** BEGIN Exercise input **
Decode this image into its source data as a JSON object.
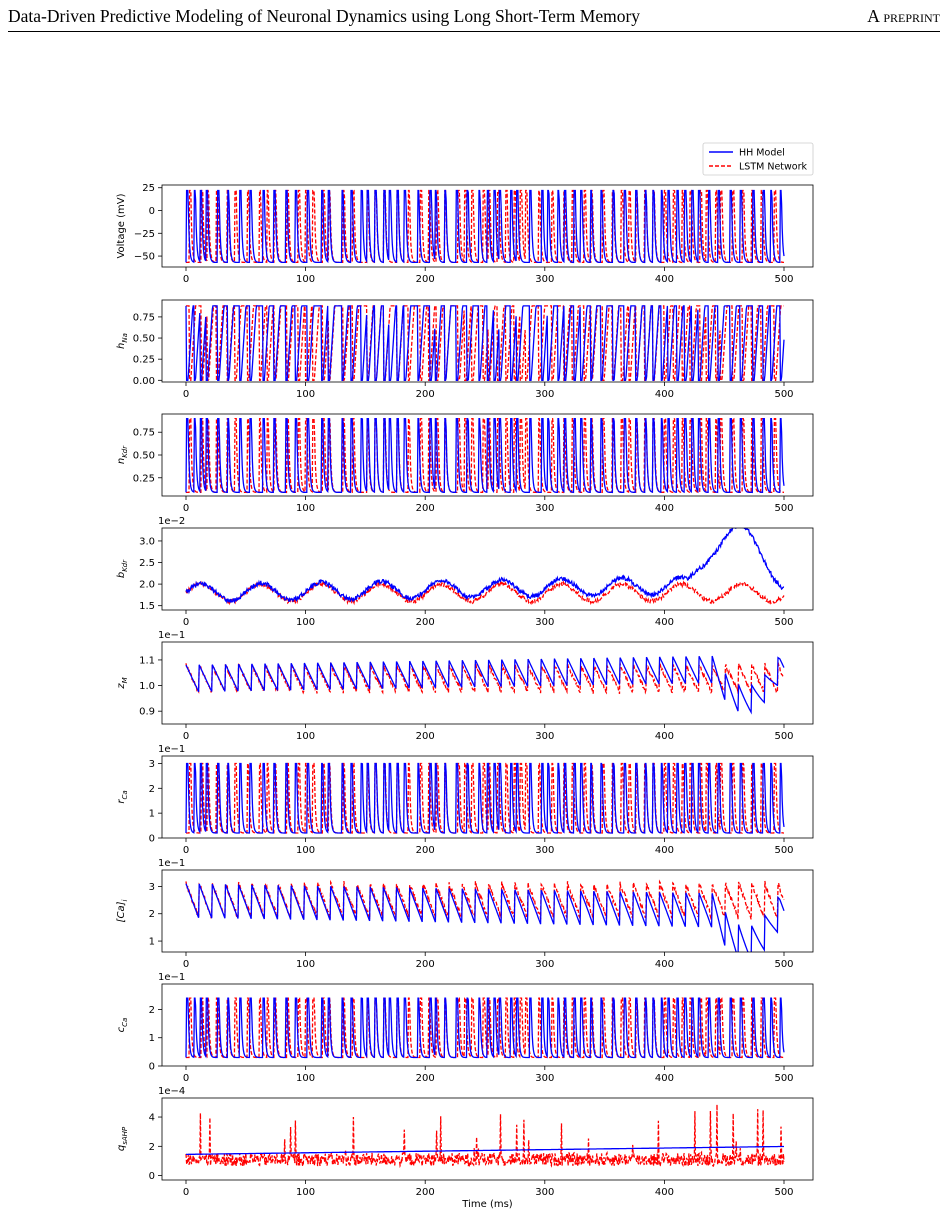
{
  "header": {
    "title": "Data-Driven Predictive Modeling of Neuronal Dynamics using Long Short-Term Memory",
    "tag": "A preprint"
  },
  "chart_data": {
    "type": "line",
    "xlabel": "Time (ms)",
    "xlim": [
      0,
      500
    ],
    "xticks": [
      "0",
      "100",
      "200",
      "300",
      "400",
      "500"
    ],
    "legend": {
      "placement": "top-right",
      "entries": [
        {
          "name": "HH Model",
          "color": "#0000ff",
          "style": "solid"
        },
        {
          "name": "LSTM Network",
          "color": "#ff0000",
          "style": "dashed"
        }
      ]
    },
    "panels": [
      {
        "ylabel": "Voltage (mV)",
        "ysub": "",
        "multiplier": "",
        "ylim": [
          -62,
          28
        ],
        "yticks": [
          [
            25,
            "25"
          ],
          [
            0,
            "0"
          ],
          [
            -25,
            "−25"
          ],
          [
            -50,
            "−50"
          ]
        ],
        "kind": "spike",
        "low": -57,
        "high": 22,
        "hh_trend": [
          0,
          0
        ],
        "lstm_trend": [
          0,
          0
        ],
        "tail": 0
      },
      {
        "ylabel": "h",
        "ysub": "Na",
        "multiplier": "",
        "ylim": [
          -0.02,
          0.95
        ],
        "yticks": [
          [
            0.75,
            "0.75"
          ],
          [
            0.5,
            "0.50"
          ],
          [
            0.25,
            "0.25"
          ],
          [
            0,
            "0.00"
          ]
        ],
        "kind": "invspike",
        "low": 0.0,
        "high": 0.88,
        "hh_trend": [
          0,
          0
        ],
        "lstm_trend": [
          0,
          0
        ],
        "tail": 0
      },
      {
        "ylabel": "n",
        "ysub": "Kdr",
        "multiplier": "",
        "ylim": [
          0.05,
          0.95
        ],
        "yticks": [
          [
            0.75,
            "0.75"
          ],
          [
            0.5,
            "0.50"
          ],
          [
            0.25,
            "0.25"
          ]
        ],
        "kind": "spike",
        "low": 0.09,
        "high": 0.9,
        "hh_trend": [
          0,
          0
        ],
        "lstm_trend": [
          0,
          0
        ],
        "tail": 0
      },
      {
        "ylabel": "b",
        "ysub": "Kdr",
        "multiplier": "1e−2",
        "ylim": [
          1.4,
          3.3
        ],
        "yticks": [
          [
            3,
            "3.0"
          ],
          [
            2.5,
            "2.5"
          ],
          [
            2,
            "2.0"
          ],
          [
            1.5,
            "1.5"
          ]
        ],
        "kind": "osc",
        "low": 1.6,
        "high": 2.0,
        "hh_trend": [
          0,
          0.2
        ],
        "lstm_trend": [
          0,
          0
        ],
        "tail": 1.2
      },
      {
        "ylabel": "z",
        "ysub": "M",
        "multiplier": "1e−1",
        "ylim": [
          0.85,
          1.17
        ],
        "yticks": [
          [
            1.1,
            "1.1"
          ],
          [
            1.0,
            "1.0"
          ],
          [
            0.9,
            "0.9"
          ]
        ],
        "kind": "saw",
        "low": 0.97,
        "high": 1.08,
        "hh_trend": [
          0,
          0.04
        ],
        "lstm_trend": [
          0,
          0
        ],
        "tail": -0.12
      },
      {
        "ylabel": "r",
        "ysub": "Ca",
        "multiplier": "1e−1",
        "ylim": [
          0,
          3.3
        ],
        "yticks": [
          [
            3,
            "3"
          ],
          [
            2,
            "2"
          ],
          [
            1,
            "1"
          ],
          [
            0,
            "0"
          ]
        ],
        "kind": "spike",
        "low": 0.2,
        "high": 3.0,
        "hh_trend": [
          0,
          0
        ],
        "lstm_trend": [
          0,
          0
        ],
        "tail": 0
      },
      {
        "ylabel": "[Ca]",
        "ysub": "i",
        "multiplier": "1e−1",
        "ylim": [
          0.6,
          3.6
        ],
        "yticks": [
          [
            3,
            "3"
          ],
          [
            2,
            "2"
          ],
          [
            1,
            "1"
          ]
        ],
        "kind": "saw",
        "low": 1.8,
        "high": 3.1,
        "hh_trend": [
          0,
          -0.4
        ],
        "lstm_trend": [
          0,
          0
        ],
        "tail": -1.2
      },
      {
        "ylabel": "c",
        "ysub": "Ca",
        "multiplier": "1e−1",
        "ylim": [
          0,
          2.9
        ],
        "yticks": [
          [
            2,
            "2"
          ],
          [
            1,
            "1"
          ],
          [
            0,
            "0"
          ]
        ],
        "kind": "spike",
        "low": 0.3,
        "high": 2.4,
        "hh_trend": [
          0,
          0
        ],
        "lstm_trend": [
          0,
          0
        ],
        "tail": 0
      },
      {
        "ylabel": "q",
        "ysub": "sAHP",
        "multiplier": "1e−4",
        "ylim": [
          -0.3,
          5.3
        ],
        "yticks": [
          [
            4,
            "4"
          ],
          [
            2,
            "2"
          ],
          [
            0,
            "0"
          ]
        ],
        "kind": "noise",
        "low": 1.45,
        "high": 2.05,
        "hh_trend": [
          0,
          0
        ],
        "lstm_trend": [
          0,
          0
        ],
        "tail": 0
      }
    ]
  }
}
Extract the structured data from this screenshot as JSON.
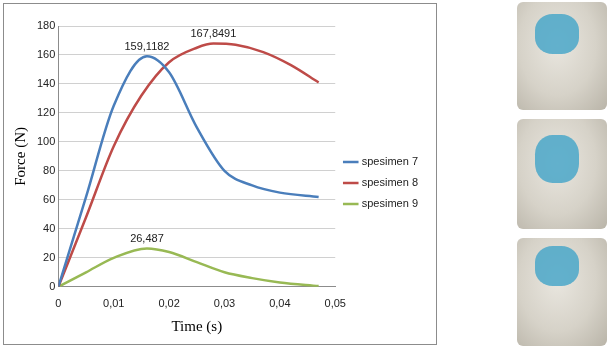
{
  "chart_data": {
    "type": "line",
    "x_label": "Time (s)",
    "y_label": "Force (N)",
    "xlim": [
      0,
      0.05
    ],
    "xticks": [
      0,
      {
        "value": 0.01,
        "label": "0,01"
      },
      {
        "value": 0.02,
        "label": "0,02"
      },
      {
        "value": 0.03,
        "label": "0,03"
      },
      {
        "value": 0.04,
        "label": "0,04"
      },
      {
        "value": 0.05,
        "label": "0,05"
      }
    ],
    "ylim": [
      0,
      180
    ],
    "yticks": [
      0,
      20,
      40,
      60,
      80,
      100,
      120,
      140,
      160,
      180
    ],
    "grid": true,
    "legend": "right",
    "series": [
      {
        "name": "spesimen 7",
        "color": "#4a7ebb",
        "x": [
          0,
          0.005,
          0.01,
          0.016,
          0.02,
          0.025,
          0.03,
          0.035,
          0.04,
          0.047
        ],
        "values": [
          0,
          62,
          125,
          159.1182,
          148,
          110,
          80,
          70,
          65,
          62
        ]
      },
      {
        "name": "spesimen 8",
        "color": "#be4b48",
        "x": [
          0,
          0.005,
          0.01,
          0.015,
          0.02,
          0.025,
          0.028,
          0.032,
          0.037,
          0.042,
          0.047
        ],
        "values": [
          0,
          48,
          97,
          132,
          155,
          165,
          167.8491,
          167,
          162,
          153,
          141
        ]
      },
      {
        "name": "spesimen 9",
        "color": "#98b954",
        "x": [
          0,
          0.005,
          0.01,
          0.016,
          0.02,
          0.025,
          0.03,
          0.035,
          0.04,
          0.047
        ],
        "values": [
          0,
          10,
          20,
          26.487,
          24,
          17,
          10,
          6,
          3,
          0.5
        ]
      }
    ],
    "annotations": [
      {
        "text": "159,1182",
        "x": 0.016,
        "y": 159.1182
      },
      {
        "text": "167,8491",
        "x": 0.028,
        "y": 167.8491
      },
      {
        "text": "26,487",
        "x": 0.016,
        "y": 26.487
      }
    ]
  }
}
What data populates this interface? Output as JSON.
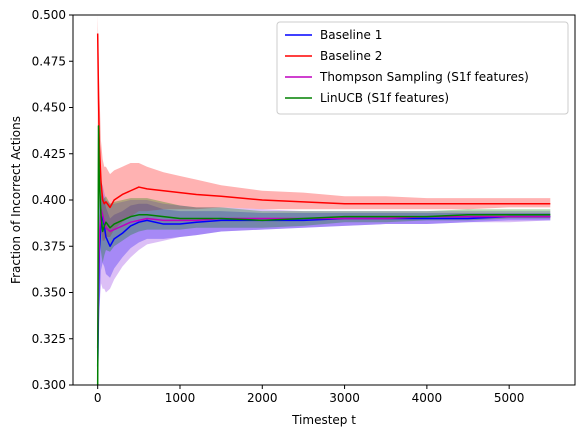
{
  "chart_data": {
    "type": "line",
    "xlabel": "Timestep t",
    "ylabel": "Fraction of Incorrect Actions",
    "xlim": [
      -300,
      5800
    ],
    "ylim": [
      0.3,
      0.5
    ],
    "xticks": [
      0,
      1000,
      2000,
      3000,
      4000,
      5000
    ],
    "xtick_labels": [
      "0",
      "1000",
      "2000",
      "3000",
      "4000",
      "5000"
    ],
    "yticks": [
      0.3,
      0.325,
      0.35,
      0.375,
      0.4,
      0.425,
      0.45,
      0.475,
      0.5
    ],
    "ytick_labels": [
      "0.300",
      "0.325",
      "0.350",
      "0.375",
      "0.400",
      "0.425",
      "0.450",
      "0.475",
      "0.500"
    ],
    "grid": false,
    "legend_position": "top-right",
    "series": [
      {
        "name": "Baseline 1",
        "color": "#0000ff",
        "band_color": "#0000ff",
        "x": [
          0,
          10,
          20,
          40,
          60,
          80,
          100,
          150,
          200,
          300,
          400,
          500,
          600,
          800,
          1000,
          1200,
          1500,
          2000,
          2500,
          3000,
          3500,
          4000,
          4500,
          5000,
          5500
        ],
        "y": [
          0.31,
          0.345,
          0.372,
          0.388,
          0.391,
          0.386,
          0.38,
          0.375,
          0.379,
          0.382,
          0.386,
          0.388,
          0.389,
          0.387,
          0.387,
          0.388,
          0.389,
          0.389,
          0.389,
          0.39,
          0.39,
          0.39,
          0.39,
          0.391,
          0.391
        ],
        "upper": [
          0.36,
          0.39,
          0.4,
          0.402,
          0.404,
          0.401,
          0.396,
          0.39,
          0.392,
          0.394,
          0.397,
          0.398,
          0.398,
          0.395,
          0.394,
          0.394,
          0.394,
          0.393,
          0.393,
          0.393,
          0.393,
          0.393,
          0.393,
          0.393,
          0.393
        ],
        "lower": [
          0.28,
          0.31,
          0.34,
          0.362,
          0.366,
          0.364,
          0.36,
          0.358,
          0.363,
          0.369,
          0.374,
          0.377,
          0.379,
          0.379,
          0.38,
          0.381,
          0.383,
          0.384,
          0.385,
          0.386,
          0.387,
          0.387,
          0.388,
          0.389,
          0.389
        ]
      },
      {
        "name": "Baseline 2",
        "color": "#ff0000",
        "band_color": "#ff0000",
        "x": [
          0,
          10,
          20,
          40,
          60,
          80,
          100,
          150,
          200,
          300,
          400,
          500,
          600,
          800,
          1000,
          1200,
          1500,
          2000,
          2500,
          3000,
          3500,
          4000,
          4500,
          5000,
          5500
        ],
        "y": [
          0.49,
          0.455,
          0.43,
          0.41,
          0.4,
          0.398,
          0.399,
          0.396,
          0.4,
          0.403,
          0.405,
          0.407,
          0.406,
          0.405,
          0.404,
          0.403,
          0.402,
          0.4,
          0.399,
          0.398,
          0.398,
          0.398,
          0.398,
          0.398,
          0.398
        ],
        "upper": [
          0.5,
          0.48,
          0.46,
          0.432,
          0.422,
          0.418,
          0.418,
          0.414,
          0.416,
          0.418,
          0.42,
          0.42,
          0.418,
          0.415,
          0.413,
          0.411,
          0.408,
          0.405,
          0.404,
          0.402,
          0.402,
          0.401,
          0.401,
          0.401,
          0.401
        ],
        "lower": [
          0.44,
          0.43,
          0.4,
          0.385,
          0.378,
          0.378,
          0.38,
          0.38,
          0.384,
          0.388,
          0.391,
          0.394,
          0.394,
          0.395,
          0.395,
          0.395,
          0.396,
          0.395,
          0.395,
          0.395,
          0.395,
          0.395,
          0.395,
          0.396,
          0.396
        ]
      },
      {
        "name": "Thompson Sampling (S1f features)",
        "color": "#bf00bf",
        "band_color": "#8a2be2",
        "x": [
          0,
          10,
          20,
          40,
          60,
          80,
          100,
          150,
          200,
          300,
          400,
          500,
          600,
          800,
          1000,
          1200,
          1500,
          2000,
          2500,
          3000,
          3500,
          4000,
          4500,
          5000,
          5500
        ],
        "y": [
          0.32,
          0.36,
          0.38,
          0.395,
          0.392,
          0.388,
          0.385,
          0.383,
          0.384,
          0.386,
          0.388,
          0.389,
          0.39,
          0.389,
          0.389,
          0.389,
          0.39,
          0.39,
          0.39,
          0.39,
          0.39,
          0.391,
          0.391,
          0.391,
          0.391
        ],
        "upper": [
          0.38,
          0.4,
          0.41,
          0.41,
          0.408,
          0.404,
          0.4,
          0.398,
          0.398,
          0.399,
          0.4,
          0.4,
          0.4,
          0.398,
          0.397,
          0.396,
          0.396,
          0.395,
          0.394,
          0.394,
          0.394,
          0.394,
          0.394,
          0.394,
          0.394
        ],
        "lower": [
          0.29,
          0.31,
          0.34,
          0.355,
          0.352,
          0.352,
          0.35,
          0.352,
          0.357,
          0.364,
          0.369,
          0.373,
          0.376,
          0.378,
          0.38,
          0.381,
          0.383,
          0.384,
          0.385,
          0.386,
          0.387,
          0.387,
          0.388,
          0.388,
          0.389
        ]
      },
      {
        "name": "LinUCB (S1f features)",
        "color": "#008000",
        "band_color": "#008000",
        "x": [
          0,
          10,
          20,
          40,
          60,
          80,
          100,
          150,
          200,
          300,
          400,
          500,
          600,
          800,
          1000,
          1200,
          1500,
          2000,
          2500,
          3000,
          3500,
          4000,
          4500,
          5000,
          5500
        ],
        "y": [
          0.3,
          0.44,
          0.41,
          0.392,
          0.383,
          0.386,
          0.388,
          0.385,
          0.387,
          0.389,
          0.391,
          0.392,
          0.392,
          0.391,
          0.39,
          0.39,
          0.39,
          0.389,
          0.39,
          0.391,
          0.391,
          0.391,
          0.392,
          0.392,
          0.392
        ],
        "upper": [
          0.34,
          0.46,
          0.43,
          0.41,
          0.4,
          0.401,
          0.402,
          0.398,
          0.399,
          0.4,
          0.401,
          0.401,
          0.401,
          0.399,
          0.397,
          0.396,
          0.396,
          0.394,
          0.394,
          0.394,
          0.394,
          0.394,
          0.395,
          0.395,
          0.395
        ],
        "lower": [
          0.28,
          0.4,
          0.385,
          0.372,
          0.366,
          0.37,
          0.373,
          0.372,
          0.375,
          0.378,
          0.381,
          0.383,
          0.384,
          0.384,
          0.384,
          0.385,
          0.385,
          0.385,
          0.386,
          0.388,
          0.388,
          0.389,
          0.389,
          0.39,
          0.39
        ]
      }
    ]
  }
}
** END Exercise input **
Directions: Identify the lines above with the word "ylabel". Copy them.

The response:
        "ylabel": "Voltage (mV)",
        "ylabel": "h",
        "ylabel": "n",
        "ylabel": "b",
        "ylabel": "z",
        "ylabel": "r",
        "ylabel": "[Ca]",
        "ylabel": "c",
        "ylabel": "q",
    "ylabel": "Fraction of Incorrect Actions",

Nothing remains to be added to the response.